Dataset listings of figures
-------------------------
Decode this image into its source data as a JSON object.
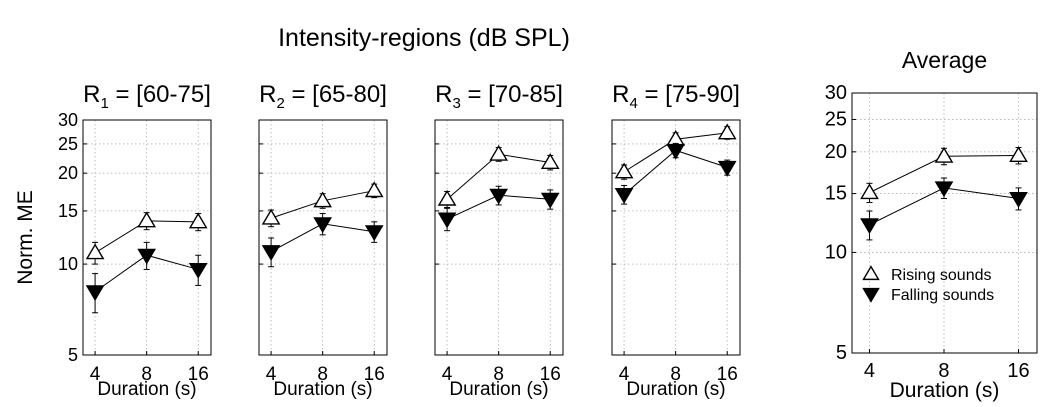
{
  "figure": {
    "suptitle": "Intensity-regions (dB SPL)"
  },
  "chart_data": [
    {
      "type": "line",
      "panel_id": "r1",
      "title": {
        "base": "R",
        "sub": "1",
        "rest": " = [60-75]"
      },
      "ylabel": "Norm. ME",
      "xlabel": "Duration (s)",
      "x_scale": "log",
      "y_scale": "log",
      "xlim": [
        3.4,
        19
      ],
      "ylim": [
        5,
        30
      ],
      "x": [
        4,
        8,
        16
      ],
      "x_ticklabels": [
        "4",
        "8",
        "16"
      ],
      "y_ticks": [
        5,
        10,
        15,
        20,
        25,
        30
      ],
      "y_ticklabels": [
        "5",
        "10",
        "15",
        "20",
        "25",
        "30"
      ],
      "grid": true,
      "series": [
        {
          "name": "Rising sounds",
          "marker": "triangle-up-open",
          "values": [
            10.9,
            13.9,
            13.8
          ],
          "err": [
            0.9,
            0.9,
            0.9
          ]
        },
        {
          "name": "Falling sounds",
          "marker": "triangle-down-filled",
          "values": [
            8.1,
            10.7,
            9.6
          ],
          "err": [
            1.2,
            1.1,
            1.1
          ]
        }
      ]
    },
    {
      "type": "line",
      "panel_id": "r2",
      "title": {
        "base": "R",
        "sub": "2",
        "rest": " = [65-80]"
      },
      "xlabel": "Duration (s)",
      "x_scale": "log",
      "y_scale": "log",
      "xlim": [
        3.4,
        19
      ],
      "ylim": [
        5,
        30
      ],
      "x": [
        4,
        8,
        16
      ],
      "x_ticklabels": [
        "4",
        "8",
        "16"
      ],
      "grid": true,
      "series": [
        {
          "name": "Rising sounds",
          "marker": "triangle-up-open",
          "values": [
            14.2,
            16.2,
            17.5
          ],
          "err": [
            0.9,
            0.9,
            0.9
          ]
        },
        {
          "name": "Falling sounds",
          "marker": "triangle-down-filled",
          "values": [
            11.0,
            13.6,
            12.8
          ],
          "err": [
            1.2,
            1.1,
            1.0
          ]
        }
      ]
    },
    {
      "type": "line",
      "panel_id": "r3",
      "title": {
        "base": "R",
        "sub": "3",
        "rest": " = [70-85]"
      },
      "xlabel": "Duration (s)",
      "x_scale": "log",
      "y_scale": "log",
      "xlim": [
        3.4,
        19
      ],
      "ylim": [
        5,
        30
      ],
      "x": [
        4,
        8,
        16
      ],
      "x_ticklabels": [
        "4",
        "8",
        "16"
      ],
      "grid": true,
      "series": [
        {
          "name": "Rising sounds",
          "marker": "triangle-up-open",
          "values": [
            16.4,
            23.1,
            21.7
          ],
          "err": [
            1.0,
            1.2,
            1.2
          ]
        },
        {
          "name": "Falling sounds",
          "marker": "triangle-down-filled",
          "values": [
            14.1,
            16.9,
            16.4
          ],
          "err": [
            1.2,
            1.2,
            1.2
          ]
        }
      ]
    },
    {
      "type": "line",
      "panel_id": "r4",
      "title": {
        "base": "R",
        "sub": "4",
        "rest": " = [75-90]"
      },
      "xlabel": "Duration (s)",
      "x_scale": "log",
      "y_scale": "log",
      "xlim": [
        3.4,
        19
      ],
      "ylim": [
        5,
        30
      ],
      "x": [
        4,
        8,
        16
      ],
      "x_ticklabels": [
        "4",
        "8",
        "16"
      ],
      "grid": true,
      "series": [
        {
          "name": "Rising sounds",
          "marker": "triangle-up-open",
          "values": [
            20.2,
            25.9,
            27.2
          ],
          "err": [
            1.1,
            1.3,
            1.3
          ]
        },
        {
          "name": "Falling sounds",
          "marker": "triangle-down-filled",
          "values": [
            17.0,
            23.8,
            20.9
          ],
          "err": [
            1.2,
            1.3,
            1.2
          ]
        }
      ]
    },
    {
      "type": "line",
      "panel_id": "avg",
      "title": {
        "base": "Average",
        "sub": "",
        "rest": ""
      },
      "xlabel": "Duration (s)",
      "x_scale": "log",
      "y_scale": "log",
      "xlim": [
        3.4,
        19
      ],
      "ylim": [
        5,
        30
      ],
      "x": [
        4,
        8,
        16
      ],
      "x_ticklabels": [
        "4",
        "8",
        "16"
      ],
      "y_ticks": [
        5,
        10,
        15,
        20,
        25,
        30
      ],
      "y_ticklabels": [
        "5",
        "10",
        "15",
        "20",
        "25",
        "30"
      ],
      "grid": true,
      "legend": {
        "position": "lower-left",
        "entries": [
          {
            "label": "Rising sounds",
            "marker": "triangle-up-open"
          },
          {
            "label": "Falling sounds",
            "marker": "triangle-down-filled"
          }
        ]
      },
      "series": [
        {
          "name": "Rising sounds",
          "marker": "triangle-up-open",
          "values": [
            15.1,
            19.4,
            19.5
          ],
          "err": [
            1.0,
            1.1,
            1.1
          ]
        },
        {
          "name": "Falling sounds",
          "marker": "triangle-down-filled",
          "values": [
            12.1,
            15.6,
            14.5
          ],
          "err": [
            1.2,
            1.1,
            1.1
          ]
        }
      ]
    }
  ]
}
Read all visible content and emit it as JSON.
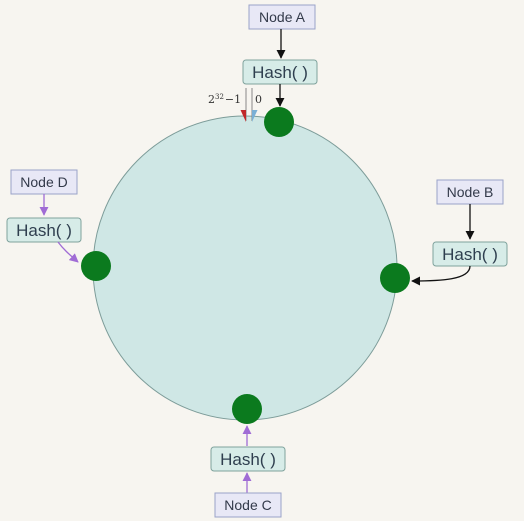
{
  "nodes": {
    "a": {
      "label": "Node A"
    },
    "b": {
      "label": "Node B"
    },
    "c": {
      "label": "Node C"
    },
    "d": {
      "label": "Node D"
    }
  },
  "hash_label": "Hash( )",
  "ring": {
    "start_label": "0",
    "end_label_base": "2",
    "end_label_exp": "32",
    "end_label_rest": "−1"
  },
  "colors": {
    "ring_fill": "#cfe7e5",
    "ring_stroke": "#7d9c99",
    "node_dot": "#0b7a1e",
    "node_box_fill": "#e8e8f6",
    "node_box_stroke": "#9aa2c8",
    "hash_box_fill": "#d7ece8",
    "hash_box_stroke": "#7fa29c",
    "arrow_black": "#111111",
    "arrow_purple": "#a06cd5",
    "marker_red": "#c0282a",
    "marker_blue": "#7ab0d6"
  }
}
-------------------------
Leave out every picture and copy verbatim the lines running from the line containing "Read all visible content and emit it as JSON." through the final line of the data.

**RESPONSE TO THIS EXERCISE**
Read all visible content and emit it as JSON.
{
  "nodes": {
    "a": {
      "label": "Node A"
    },
    "b": {
      "label": "Node B"
    },
    "c": {
      "label": "Node C"
    },
    "d": {
      "label": "Node D"
    }
  },
  "hash_label": "Hash( )",
  "ring": {
    "start_label": "0",
    "end_label_base": "2",
    "end_label_exp": "32",
    "end_label_rest": "−1"
  },
  "colors": {
    "ring_fill": "#cfe7e5",
    "ring_stroke": "#7d9c99",
    "node_dot": "#0b7a1e",
    "node_box_fill": "#e8e8f6",
    "node_box_stroke": "#9aa2c8",
    "hash_box_fill": "#d7ece8",
    "hash_box_stroke": "#7fa29c",
    "arrow_black": "#111111",
    "arrow_purple": "#a06cd5",
    "marker_red": "#c0282a",
    "marker_blue": "#7ab0d6"
  }
}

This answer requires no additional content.